What is expected
Return the material word for word. Do not include the pictures.

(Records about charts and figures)
:::
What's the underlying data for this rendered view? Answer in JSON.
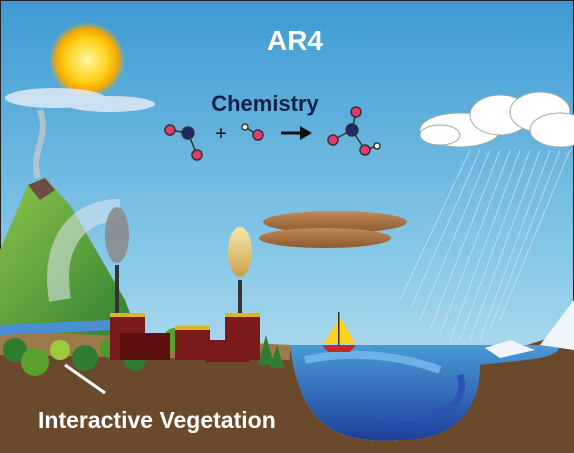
{
  "title": "AR4",
  "chemistry": {
    "label": "Chemistry",
    "plus": "+"
  },
  "vegetation_label": "Interactive Vegetation"
}
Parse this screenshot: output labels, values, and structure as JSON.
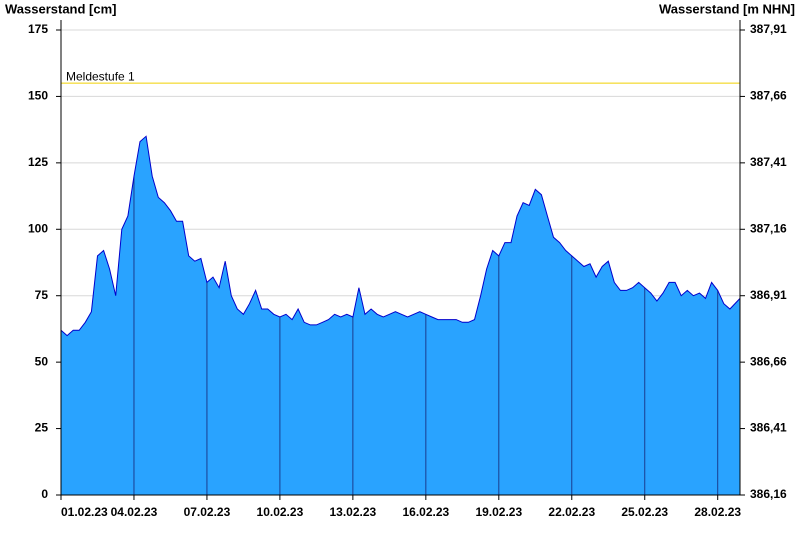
{
  "chart_data": {
    "type": "area",
    "ylabel": "Wasserstand [cm]",
    "y2label": "Wasserstand [m NHN]",
    "ylim": [
      0,
      175
    ],
    "yticks": [
      0,
      25,
      50,
      75,
      100,
      125,
      150,
      175
    ],
    "y2lim": [
      386.16,
      387.91
    ],
    "y2ticks": [
      {
        "value": 386.16,
        "label": "386,16"
      },
      {
        "value": 386.41,
        "label": "386,41"
      },
      {
        "value": 386.66,
        "label": "386,66"
      },
      {
        "value": 386.91,
        "label": "386,91"
      },
      {
        "value": 387.16,
        "label": "387,16"
      },
      {
        "value": 387.41,
        "label": "387,41"
      },
      {
        "value": 387.66,
        "label": "387,66"
      },
      {
        "value": 387.91,
        "label": "387,91"
      }
    ],
    "xlim": [
      "01.02.23 00:00",
      "28.02.23 22:00"
    ],
    "xticks": [
      "01.02.23",
      "04.02.23",
      "07.02.23",
      "10.02.23",
      "13.02.23",
      "16.02.23",
      "19.02.23",
      "22.02.23",
      "25.02.23",
      "28.02.23"
    ],
    "grid": true,
    "annotation": {
      "label": "Meldestufe 1",
      "value": 155,
      "color": "#f0d000"
    },
    "series": [
      {
        "name": "Wasserstand",
        "color": "#29a3ff",
        "line_color": "#0000cc",
        "x": [
          "01.02.23 00:00",
          "01.02.23 06:00",
          "01.02.23 12:00",
          "01.02.23 18:00",
          "02.02.23 00:00",
          "02.02.23 06:00",
          "02.02.23 12:00",
          "02.02.23 18:00",
          "03.02.23 00:00",
          "03.02.23 06:00",
          "03.02.23 12:00",
          "03.02.23 18:00",
          "04.02.23 00:00",
          "04.02.23 06:00",
          "04.02.23 12:00",
          "04.02.23 18:00",
          "05.02.23 00:00",
          "05.02.23 06:00",
          "05.02.23 12:00",
          "05.02.23 18:00",
          "06.02.23 00:00",
          "06.02.23 06:00",
          "06.02.23 12:00",
          "06.02.23 18:00",
          "07.02.23 00:00",
          "07.02.23 06:00",
          "07.02.23 12:00",
          "07.02.23 18:00",
          "08.02.23 00:00",
          "08.02.23 06:00",
          "08.02.23 12:00",
          "08.02.23 18:00",
          "09.02.23 00:00",
          "09.02.23 06:00",
          "09.02.23 12:00",
          "09.02.23 18:00",
          "10.02.23 00:00",
          "10.02.23 06:00",
          "10.02.23 12:00",
          "10.02.23 18:00",
          "11.02.23 00:00",
          "11.02.23 06:00",
          "11.02.23 12:00",
          "11.02.23 18:00",
          "12.02.23 00:00",
          "12.02.23 06:00",
          "12.02.23 12:00",
          "12.02.23 18:00",
          "13.02.23 00:00",
          "13.02.23 06:00",
          "13.02.23 12:00",
          "13.02.23 18:00",
          "14.02.23 00:00",
          "14.02.23 06:00",
          "14.02.23 12:00",
          "14.02.23 18:00",
          "15.02.23 00:00",
          "15.02.23 06:00",
          "15.02.23 12:00",
          "15.02.23 18:00",
          "16.02.23 00:00",
          "16.02.23 06:00",
          "16.02.23 12:00",
          "16.02.23 18:00",
          "17.02.23 00:00",
          "17.02.23 06:00",
          "17.02.23 12:00",
          "17.02.23 18:00",
          "18.02.23 00:00",
          "18.02.23 06:00",
          "18.02.23 12:00",
          "18.02.23 18:00",
          "19.02.23 00:00",
          "19.02.23 06:00",
          "19.02.23 12:00",
          "19.02.23 18:00",
          "20.02.23 00:00",
          "20.02.23 06:00",
          "20.02.23 12:00",
          "20.02.23 18:00",
          "21.02.23 00:00",
          "21.02.23 06:00",
          "21.02.23 12:00",
          "21.02.23 18:00",
          "22.02.23 00:00",
          "22.02.23 06:00",
          "22.02.23 12:00",
          "22.02.23 18:00",
          "23.02.23 00:00",
          "23.02.23 06:00",
          "23.02.23 12:00",
          "23.02.23 18:00",
          "24.02.23 00:00",
          "24.02.23 06:00",
          "24.02.23 12:00",
          "24.02.23 18:00",
          "25.02.23 00:00",
          "25.02.23 06:00",
          "25.02.23 12:00",
          "25.02.23 18:00",
          "26.02.23 00:00",
          "26.02.23 06:00",
          "26.02.23 12:00",
          "26.02.23 18:00",
          "27.02.23 00:00",
          "27.02.23 06:00",
          "27.02.23 12:00",
          "27.02.23 18:00",
          "28.02.23 00:00",
          "28.02.23 06:00",
          "28.02.23 12:00",
          "28.02.23 22:00"
        ],
        "values": [
          62,
          60,
          62,
          62,
          65,
          69,
          90,
          92,
          85,
          75,
          100,
          105,
          120,
          133,
          135,
          120,
          112,
          110,
          107,
          103,
          103,
          90,
          88,
          89,
          80,
          82,
          78,
          88,
          75,
          70,
          68,
          72,
          77,
          70,
          70,
          68,
          67,
          68,
          66,
          70,
          65,
          64,
          64,
          65,
          66,
          68,
          67,
          68,
          67,
          78,
          68,
          70,
          68,
          67,
          68,
          69,
          68,
          67,
          68,
          69,
          68,
          67,
          66,
          66,
          66,
          66,
          65,
          65,
          66,
          75,
          85,
          92,
          90,
          95,
          95,
          105,
          110,
          109,
          115,
          113,
          105,
          97,
          95,
          92,
          90,
          88,
          86,
          87,
          82,
          86,
          88,
          80,
          77,
          77,
          78,
          80,
          78,
          76,
          73,
          76,
          80,
          80,
          75,
          77,
          75,
          76,
          74,
          80,
          77,
          72,
          70,
          74
        ]
      }
    ]
  }
}
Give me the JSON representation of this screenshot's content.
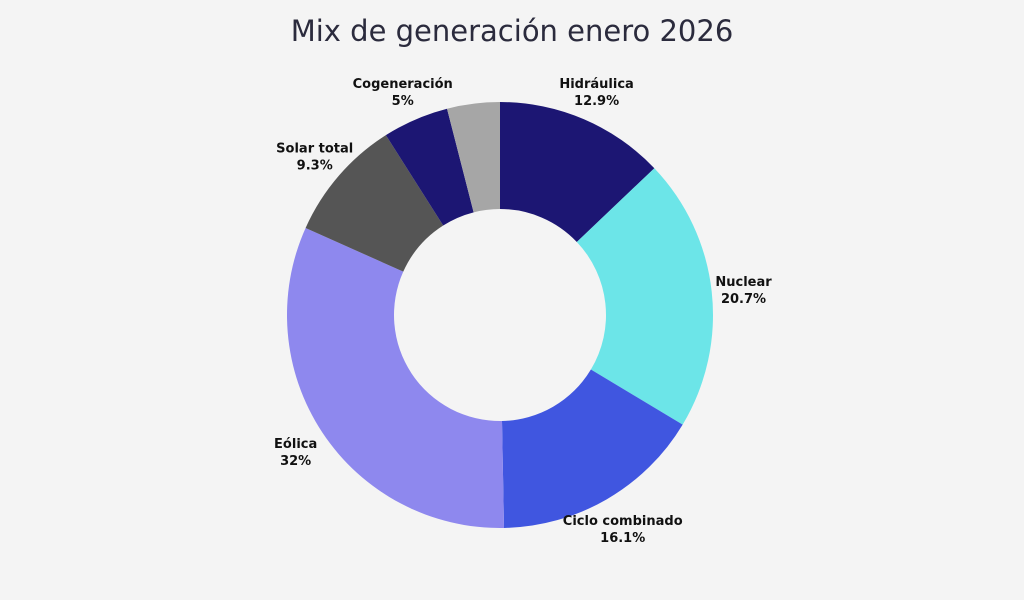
:::
Solution
What's the underlying data for this rendered view? Answer in JSON.
{
  "title": "AR4",
  "chemistry": {
    "label": "Chemistry",
    "plus": "+"
  },
  "vegetation_label": "Interactive Vegetation"
}
Parse this screenshot: output labels, values, and structure as JSON.
{
  "chart_data": {
    "type": "area",
    "ylabel": "Wasserstand [cm]",
    "y2label": "Wasserstand [m NHN]",
    "ylim": [
      0,
      175
    ],
    "yticks": [
      0,
      25,
      50,
      75,
      100,
      125,
      150,
      175
    ],
    "y2lim": [
      386.16,
      387.91
    ],
    "y2ticks": [
      {
        "value": 386.16,
        "label": "386,16"
      },
      {
        "value": 386.41,
        "label": "386,41"
      },
      {
        "value": 386.66,
        "label": "386,66"
      },
      {
        "value": 386.91,
        "label": "386,91"
      },
      {
        "value": 387.16,
        "label": "387,16"
      },
      {
        "value": 387.41,
        "label": "387,41"
      },
      {
        "value": 387.66,
        "label": "387,66"
      },
      {
        "value": 387.91,
        "label": "387,91"
      }
    ],
    "xlim": [
      "01.02.23 00:00",
      "28.02.23 22:00"
    ],
    "xticks": [
      "01.02.23",
      "04.02.23",
      "07.02.23",
      "10.02.23",
      "13.02.23",
      "16.02.23",
      "19.02.23",
      "22.02.23",
      "25.02.23",
      "28.02.23"
    ],
    "grid": true,
    "annotation": {
      "label": "Meldestufe 1",
      "value": 155,
      "color": "#f0d000"
    },
    "series": [
      {
        "name": "Wasserstand",
        "color": "#29a3ff",
        "line_color": "#0000cc",
        "x": [
          "01.02.23 00:00",
          "01.02.23 06:00",
          "01.02.23 12:00",
          "01.02.23 18:00",
          "02.02.23 00:00",
          "02.02.23 06:00",
          "02.02.23 12:00",
          "02.02.23 18:00",
          "03.02.23 00:00",
          "03.02.23 06:00",
          "03.02.23 12:00",
          "03.02.23 18:00",
          "04.02.23 00:00",
          "04.02.23 06:00",
          "04.02.23 12:00",
          "04.02.23 18:00",
          "05.02.23 00:00",
          "05.02.23 06:00",
          "05.02.23 12:00",
          "05.02.23 18:00",
          "06.02.23 00:00",
          "06.02.23 06:00",
          "06.02.23 12:00",
          "06.02.23 18:00",
          "07.02.23 00:00",
          "07.02.23 06:00",
          "07.02.23 12:00",
          "07.02.23 18:00",
          "08.02.23 00:00",
          "08.02.23 06:00",
          "08.02.23 12:00",
          "08.02.23 18:00",
          "09.02.23 00:00",
          "09.02.23 06:00",
          "09.02.23 12:00",
          "09.02.23 18:00",
          "10.02.23 00:00",
          "10.02.23 06:00",
          "10.02.23 12:00",
          "10.02.23 18:00",
          "11.02.23 00:00",
          "11.02.23 06:00",
          "11.02.23 12:00",
          "11.02.23 18:00",
          "12.02.23 00:00",
          "12.02.23 06:00",
          "12.02.23 12:00",
          "12.02.23 18:00",
          "13.02.23 00:00",
          "13.02.23 06:00",
          "13.02.23 12:00",
          "13.02.23 18:00",
          "14.02.23 00:00",
          "14.02.23 06:00",
          "14.02.23 12:00",
          "14.02.23 18:00",
          "15.02.23 00:00",
          "15.02.23 06:00",
          "15.02.23 12:00",
          "15.02.23 18:00",
          "16.02.23 00:00",
          "16.02.23 06:00",
          "16.02.23 12:00",
          "16.02.23 18:00",
          "17.02.23 00:00",
          "17.02.23 06:00",
          "17.02.23 12:00",
          "17.02.23 18:00",
          "18.02.23 00:00",
          "18.02.23 06:00",
          "18.02.23 12:00",
          "18.02.23 18:00",
          "19.02.23 00:00",
          "19.02.23 06:00",
          "19.02.23 12:00",
          "19.02.23 18:00",
          "20.02.23 00:00",
          "20.02.23 06:00",
          "20.02.23 12:00",
          "20.02.23 18:00",
          "21.02.23 00:00",
          "21.02.23 06:00",
          "21.02.23 12:00",
          "21.02.23 18:00",
          "22.02.23 00:00",
          "22.02.23 06:00",
          "22.02.23 12:00",
          "22.02.23 18:00",
          "23.02.23 00:00",
          "23.02.23 06:00",
          "23.02.23 12:00",
          "23.02.23 18:00",
          "24.02.23 00:00",
          "24.02.23 06:00",
          "24.02.23 12:00",
          "24.02.23 18:00",
          "25.02.23 00:00",
          "25.02.23 06:00",
          "25.02.23 12:00",
          "25.02.23 18:00",
          "26.02.23 00:00",
          "26.02.23 06:00",
          "26.02.23 12:00",
          "26.02.23 18:00",
          "27.02.23 00:00",
          "27.02.23 06:00",
          "27.02.23 12:00",
          "27.02.23 18:00",
          "28.02.23 00:00",
          "28.02.23 06:00",
          "28.02.23 12:00",
          "28.02.23 22:00"
        ],
        "values": [
          62,
          60,
          62,
          62,
          65,
          69,
          90,
          92,
          85,
          75,
          100,
          105,
          120,
          133,
          135,
          120,
          112,
          110,
          107,
          103,
          103,
          90,
          88,
          89,
          80,
          82,
          78,
          88,
          75,
          70,
          68,
          72,
          77,
          70,
          70,
          68,
          67,
          68,
          66,
          70,
          65,
          64,
          64,
          65,
          66,
          68,
          67,
          68,
          67,
          78,
          68,
          70,
          68,
          67,
          68,
          69,
          68,
          67,
          68,
          69,
          68,
          67,
          66,
          66,
          66,
          66,
          65,
          65,
          66,
          75,
          85,
          92,
          90,
          95,
          95,
          105,
          110,
          109,
          115,
          113,
          105,
          97,
          95,
          92,
          90,
          88,
          86,
          87,
          82,
          86,
          88,
          80,
          77,
          77,
          78,
          80,
          78,
          76,
          73,
          76,
          80,
          80,
          75,
          77,
          75,
          76,
          74,
          80,
          77,
          72,
          70,
          74
        ]
      }
    ]
  }
}
Give me the JSON representation of this screenshot's content.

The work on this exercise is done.